Written task >> Each entry below should be written out exactly as it is, with no pictures.

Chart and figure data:

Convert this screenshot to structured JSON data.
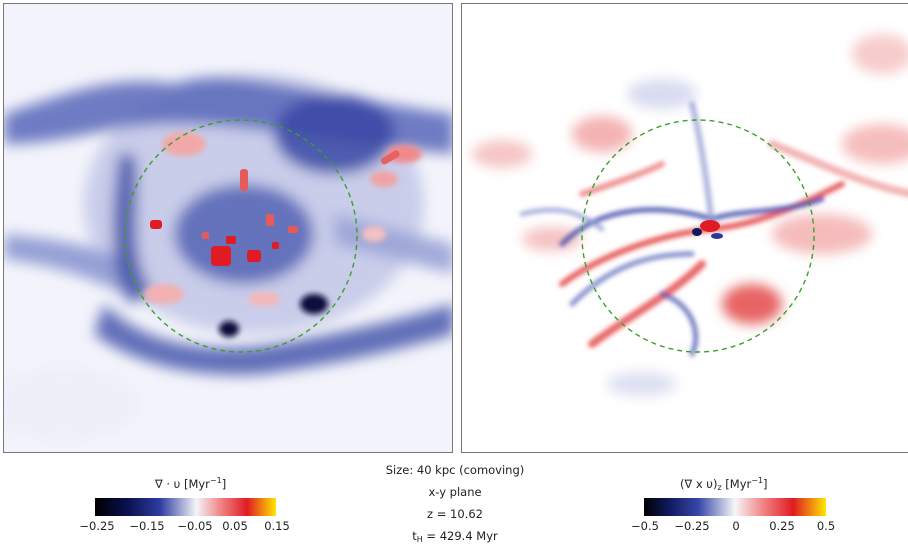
{
  "center_info": {
    "size": "Size: 40 kpc (comoving)",
    "plane": "x-y plane",
    "redshift": "z = 10.62",
    "time_prefix": "t",
    "time_sub": "H",
    "time_value": "= 429.4 Myr"
  },
  "left_colorbar": {
    "label_main": "∇ · υ [Myr",
    "label_exp": "−1",
    "label_end": "]",
    "ticks": [
      "−0.25",
      "−0.15",
      "−0.05",
      "0.05",
      "0.15"
    ]
  },
  "right_colorbar": {
    "label_main": "(∇ x υ)",
    "label_sub": "z",
    "label_units": " [Myr",
    "label_exp": "−1",
    "label_end": "]",
    "ticks": [
      "−0.5",
      "−0.25",
      "0",
      "0.25",
      "0.5"
    ]
  },
  "colors": {
    "virial_circle": "#3aa02a",
    "negative_deep": "#000000",
    "negative": "#2a3a9c",
    "positive": "#e01b24",
    "positive_max": "#ffe600"
  }
}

Solution for this task >>
Convert this screenshot to structured JSON data.
{
  "center_info": {
    "size": "Size: 40 kpc (comoving)",
    "plane": "x-y plane",
    "redshift": "z = 10.62",
    "time_prefix": "t",
    "time_sub": "H",
    "time_value": "= 429.4 Myr"
  },
  "left_colorbar": {
    "label_main": "∇ · υ [Myr",
    "label_exp": "−1",
    "label_end": "]",
    "ticks": [
      "−0.25",
      "−0.15",
      "−0.05",
      "0.05",
      "0.15"
    ]
  },
  "right_colorbar": {
    "label_main": "(∇ x υ)",
    "label_sub": "z",
    "label_units": " [Myr",
    "label_exp": "−1",
    "label_end": "]",
    "ticks": [
      "−0.5",
      "−0.25",
      "0",
      "0.25",
      "0.5"
    ]
  },
  "colors": {
    "virial_circle": "#3aa02a",
    "negative_deep": "#000000",
    "negative": "#2a3a9c",
    "positive": "#e01b24",
    "positive_max": "#ffe600"
  }
}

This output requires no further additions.